— start of ENTRIES —

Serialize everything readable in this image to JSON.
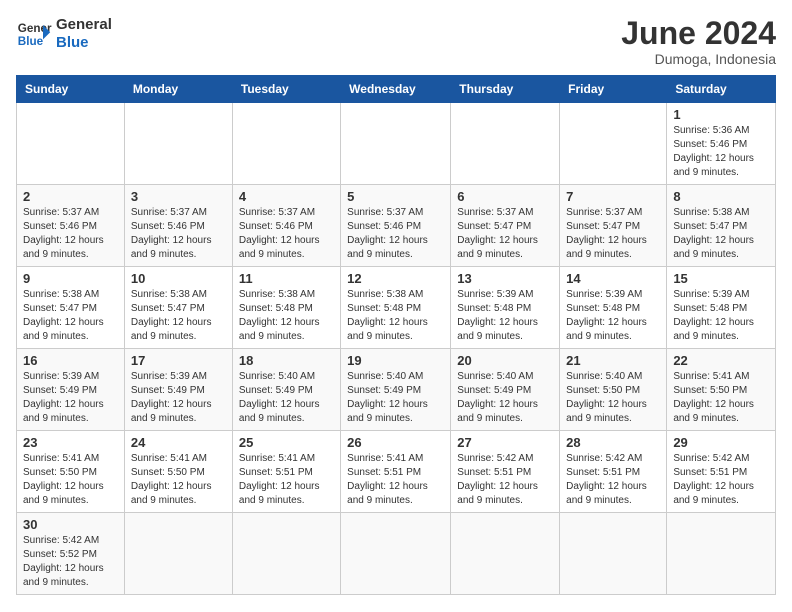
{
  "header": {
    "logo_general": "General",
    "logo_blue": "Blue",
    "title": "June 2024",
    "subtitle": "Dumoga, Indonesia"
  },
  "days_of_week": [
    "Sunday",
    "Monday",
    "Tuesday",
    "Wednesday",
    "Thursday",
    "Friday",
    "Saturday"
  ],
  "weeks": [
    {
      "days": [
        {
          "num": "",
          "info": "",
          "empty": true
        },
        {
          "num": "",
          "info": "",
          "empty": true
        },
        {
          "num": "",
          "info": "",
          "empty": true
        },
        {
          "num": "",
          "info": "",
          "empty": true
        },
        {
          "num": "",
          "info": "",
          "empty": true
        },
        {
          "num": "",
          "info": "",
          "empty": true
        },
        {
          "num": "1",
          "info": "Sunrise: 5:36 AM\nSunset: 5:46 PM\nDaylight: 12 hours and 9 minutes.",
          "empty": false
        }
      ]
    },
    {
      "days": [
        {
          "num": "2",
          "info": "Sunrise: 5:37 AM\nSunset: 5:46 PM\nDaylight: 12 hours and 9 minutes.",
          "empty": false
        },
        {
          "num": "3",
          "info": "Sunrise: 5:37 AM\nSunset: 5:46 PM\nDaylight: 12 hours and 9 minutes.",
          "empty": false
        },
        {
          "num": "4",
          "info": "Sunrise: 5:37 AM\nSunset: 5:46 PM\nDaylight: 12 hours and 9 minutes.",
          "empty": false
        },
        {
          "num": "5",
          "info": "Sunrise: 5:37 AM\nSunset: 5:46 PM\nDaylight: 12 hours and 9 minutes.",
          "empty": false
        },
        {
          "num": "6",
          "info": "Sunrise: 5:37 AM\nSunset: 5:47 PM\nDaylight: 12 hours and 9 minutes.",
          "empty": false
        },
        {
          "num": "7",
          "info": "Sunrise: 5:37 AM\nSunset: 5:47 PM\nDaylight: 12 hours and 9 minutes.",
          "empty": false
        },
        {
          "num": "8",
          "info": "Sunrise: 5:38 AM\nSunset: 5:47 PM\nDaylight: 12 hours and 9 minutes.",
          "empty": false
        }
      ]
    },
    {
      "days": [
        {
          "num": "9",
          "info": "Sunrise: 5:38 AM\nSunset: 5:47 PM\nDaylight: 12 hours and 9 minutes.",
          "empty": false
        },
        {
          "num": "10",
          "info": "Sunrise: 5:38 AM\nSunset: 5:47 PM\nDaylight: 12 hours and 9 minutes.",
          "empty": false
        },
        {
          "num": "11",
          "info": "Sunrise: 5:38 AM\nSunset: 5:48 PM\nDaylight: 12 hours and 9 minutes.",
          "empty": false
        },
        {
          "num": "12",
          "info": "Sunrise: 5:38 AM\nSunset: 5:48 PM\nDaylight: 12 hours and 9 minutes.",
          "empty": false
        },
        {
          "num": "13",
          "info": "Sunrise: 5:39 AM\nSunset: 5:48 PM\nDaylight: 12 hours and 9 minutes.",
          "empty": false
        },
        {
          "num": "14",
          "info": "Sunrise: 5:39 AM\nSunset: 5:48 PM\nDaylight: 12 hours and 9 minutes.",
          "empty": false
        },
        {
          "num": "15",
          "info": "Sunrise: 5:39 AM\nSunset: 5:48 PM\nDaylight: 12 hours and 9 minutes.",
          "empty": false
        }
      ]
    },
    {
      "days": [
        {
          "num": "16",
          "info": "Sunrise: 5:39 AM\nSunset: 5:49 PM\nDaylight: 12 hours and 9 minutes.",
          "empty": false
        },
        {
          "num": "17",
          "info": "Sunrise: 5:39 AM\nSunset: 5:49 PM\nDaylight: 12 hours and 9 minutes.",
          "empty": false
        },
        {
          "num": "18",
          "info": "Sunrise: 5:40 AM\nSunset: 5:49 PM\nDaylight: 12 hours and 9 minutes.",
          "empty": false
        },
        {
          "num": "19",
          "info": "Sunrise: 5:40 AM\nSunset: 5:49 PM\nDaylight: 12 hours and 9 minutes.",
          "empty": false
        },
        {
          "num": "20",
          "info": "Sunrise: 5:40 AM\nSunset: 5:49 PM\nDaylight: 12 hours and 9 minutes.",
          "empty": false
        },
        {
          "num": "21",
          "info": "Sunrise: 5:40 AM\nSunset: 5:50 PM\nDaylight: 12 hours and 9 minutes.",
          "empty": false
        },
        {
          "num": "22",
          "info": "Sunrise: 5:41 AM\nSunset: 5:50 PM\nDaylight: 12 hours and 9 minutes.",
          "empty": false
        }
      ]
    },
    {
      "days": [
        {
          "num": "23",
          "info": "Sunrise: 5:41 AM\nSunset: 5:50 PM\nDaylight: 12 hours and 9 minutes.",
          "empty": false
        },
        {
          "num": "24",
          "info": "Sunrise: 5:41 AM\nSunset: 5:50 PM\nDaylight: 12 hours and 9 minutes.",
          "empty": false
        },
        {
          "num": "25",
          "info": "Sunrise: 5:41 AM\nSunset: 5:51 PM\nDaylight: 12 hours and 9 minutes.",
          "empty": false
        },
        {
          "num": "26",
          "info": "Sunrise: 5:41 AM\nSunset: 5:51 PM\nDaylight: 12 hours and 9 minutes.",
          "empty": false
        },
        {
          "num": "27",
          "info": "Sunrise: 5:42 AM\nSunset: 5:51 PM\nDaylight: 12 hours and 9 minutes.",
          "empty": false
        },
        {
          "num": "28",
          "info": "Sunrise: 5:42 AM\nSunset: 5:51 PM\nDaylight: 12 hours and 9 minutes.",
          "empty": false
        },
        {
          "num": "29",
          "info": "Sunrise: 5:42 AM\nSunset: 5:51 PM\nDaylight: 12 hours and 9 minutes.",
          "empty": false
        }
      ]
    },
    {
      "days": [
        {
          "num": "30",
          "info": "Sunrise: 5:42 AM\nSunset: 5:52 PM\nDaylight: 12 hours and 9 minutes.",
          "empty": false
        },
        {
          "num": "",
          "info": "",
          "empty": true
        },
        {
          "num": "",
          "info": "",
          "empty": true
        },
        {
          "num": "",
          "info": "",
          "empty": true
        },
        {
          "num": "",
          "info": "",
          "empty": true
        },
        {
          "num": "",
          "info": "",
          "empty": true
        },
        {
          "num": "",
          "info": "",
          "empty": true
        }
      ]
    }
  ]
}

— end of ENTRIES —

* **DO THIS**
Take the entries shown above and quote them verbatim, passing over the pictures.

* **FINISHED TASK**
Serialize everything readable in this image to JSON.
{
  "header": {
    "logo_general": "General",
    "logo_blue": "Blue",
    "title": "June 2024",
    "subtitle": "Dumoga, Indonesia"
  },
  "days_of_week": [
    "Sunday",
    "Monday",
    "Tuesday",
    "Wednesday",
    "Thursday",
    "Friday",
    "Saturday"
  ],
  "weeks": [
    {
      "days": [
        {
          "num": "",
          "info": "",
          "empty": true
        },
        {
          "num": "",
          "info": "",
          "empty": true
        },
        {
          "num": "",
          "info": "",
          "empty": true
        },
        {
          "num": "",
          "info": "",
          "empty": true
        },
        {
          "num": "",
          "info": "",
          "empty": true
        },
        {
          "num": "",
          "info": "",
          "empty": true
        },
        {
          "num": "1",
          "info": "Sunrise: 5:36 AM\nSunset: 5:46 PM\nDaylight: 12 hours and 9 minutes.",
          "empty": false
        }
      ]
    },
    {
      "days": [
        {
          "num": "2",
          "info": "Sunrise: 5:37 AM\nSunset: 5:46 PM\nDaylight: 12 hours and 9 minutes.",
          "empty": false
        },
        {
          "num": "3",
          "info": "Sunrise: 5:37 AM\nSunset: 5:46 PM\nDaylight: 12 hours and 9 minutes.",
          "empty": false
        },
        {
          "num": "4",
          "info": "Sunrise: 5:37 AM\nSunset: 5:46 PM\nDaylight: 12 hours and 9 minutes.",
          "empty": false
        },
        {
          "num": "5",
          "info": "Sunrise: 5:37 AM\nSunset: 5:46 PM\nDaylight: 12 hours and 9 minutes.",
          "empty": false
        },
        {
          "num": "6",
          "info": "Sunrise: 5:37 AM\nSunset: 5:47 PM\nDaylight: 12 hours and 9 minutes.",
          "empty": false
        },
        {
          "num": "7",
          "info": "Sunrise: 5:37 AM\nSunset: 5:47 PM\nDaylight: 12 hours and 9 minutes.",
          "empty": false
        },
        {
          "num": "8",
          "info": "Sunrise: 5:38 AM\nSunset: 5:47 PM\nDaylight: 12 hours and 9 minutes.",
          "empty": false
        }
      ]
    },
    {
      "days": [
        {
          "num": "9",
          "info": "Sunrise: 5:38 AM\nSunset: 5:47 PM\nDaylight: 12 hours and 9 minutes.",
          "empty": false
        },
        {
          "num": "10",
          "info": "Sunrise: 5:38 AM\nSunset: 5:47 PM\nDaylight: 12 hours and 9 minutes.",
          "empty": false
        },
        {
          "num": "11",
          "info": "Sunrise: 5:38 AM\nSunset: 5:48 PM\nDaylight: 12 hours and 9 minutes.",
          "empty": false
        },
        {
          "num": "12",
          "info": "Sunrise: 5:38 AM\nSunset: 5:48 PM\nDaylight: 12 hours and 9 minutes.",
          "empty": false
        },
        {
          "num": "13",
          "info": "Sunrise: 5:39 AM\nSunset: 5:48 PM\nDaylight: 12 hours and 9 minutes.",
          "empty": false
        },
        {
          "num": "14",
          "info": "Sunrise: 5:39 AM\nSunset: 5:48 PM\nDaylight: 12 hours and 9 minutes.",
          "empty": false
        },
        {
          "num": "15",
          "info": "Sunrise: 5:39 AM\nSunset: 5:48 PM\nDaylight: 12 hours and 9 minutes.",
          "empty": false
        }
      ]
    },
    {
      "days": [
        {
          "num": "16",
          "info": "Sunrise: 5:39 AM\nSunset: 5:49 PM\nDaylight: 12 hours and 9 minutes.",
          "empty": false
        },
        {
          "num": "17",
          "info": "Sunrise: 5:39 AM\nSunset: 5:49 PM\nDaylight: 12 hours and 9 minutes.",
          "empty": false
        },
        {
          "num": "18",
          "info": "Sunrise: 5:40 AM\nSunset: 5:49 PM\nDaylight: 12 hours and 9 minutes.",
          "empty": false
        },
        {
          "num": "19",
          "info": "Sunrise: 5:40 AM\nSunset: 5:49 PM\nDaylight: 12 hours and 9 minutes.",
          "empty": false
        },
        {
          "num": "20",
          "info": "Sunrise: 5:40 AM\nSunset: 5:49 PM\nDaylight: 12 hours and 9 minutes.",
          "empty": false
        },
        {
          "num": "21",
          "info": "Sunrise: 5:40 AM\nSunset: 5:50 PM\nDaylight: 12 hours and 9 minutes.",
          "empty": false
        },
        {
          "num": "22",
          "info": "Sunrise: 5:41 AM\nSunset: 5:50 PM\nDaylight: 12 hours and 9 minutes.",
          "empty": false
        }
      ]
    },
    {
      "days": [
        {
          "num": "23",
          "info": "Sunrise: 5:41 AM\nSunset: 5:50 PM\nDaylight: 12 hours and 9 minutes.",
          "empty": false
        },
        {
          "num": "24",
          "info": "Sunrise: 5:41 AM\nSunset: 5:50 PM\nDaylight: 12 hours and 9 minutes.",
          "empty": false
        },
        {
          "num": "25",
          "info": "Sunrise: 5:41 AM\nSunset: 5:51 PM\nDaylight: 12 hours and 9 minutes.",
          "empty": false
        },
        {
          "num": "26",
          "info": "Sunrise: 5:41 AM\nSunset: 5:51 PM\nDaylight: 12 hours and 9 minutes.",
          "empty": false
        },
        {
          "num": "27",
          "info": "Sunrise: 5:42 AM\nSunset: 5:51 PM\nDaylight: 12 hours and 9 minutes.",
          "empty": false
        },
        {
          "num": "28",
          "info": "Sunrise: 5:42 AM\nSunset: 5:51 PM\nDaylight: 12 hours and 9 minutes.",
          "empty": false
        },
        {
          "num": "29",
          "info": "Sunrise: 5:42 AM\nSunset: 5:51 PM\nDaylight: 12 hours and 9 minutes.",
          "empty": false
        }
      ]
    },
    {
      "days": [
        {
          "num": "30",
          "info": "Sunrise: 5:42 AM\nSunset: 5:52 PM\nDaylight: 12 hours and 9 minutes.",
          "empty": false
        },
        {
          "num": "",
          "info": "",
          "empty": true
        },
        {
          "num": "",
          "info": "",
          "empty": true
        },
        {
          "num": "",
          "info": "",
          "empty": true
        },
        {
          "num": "",
          "info": "",
          "empty": true
        },
        {
          "num": "",
          "info": "",
          "empty": true
        },
        {
          "num": "",
          "info": "",
          "empty": true
        }
      ]
    }
  ]
}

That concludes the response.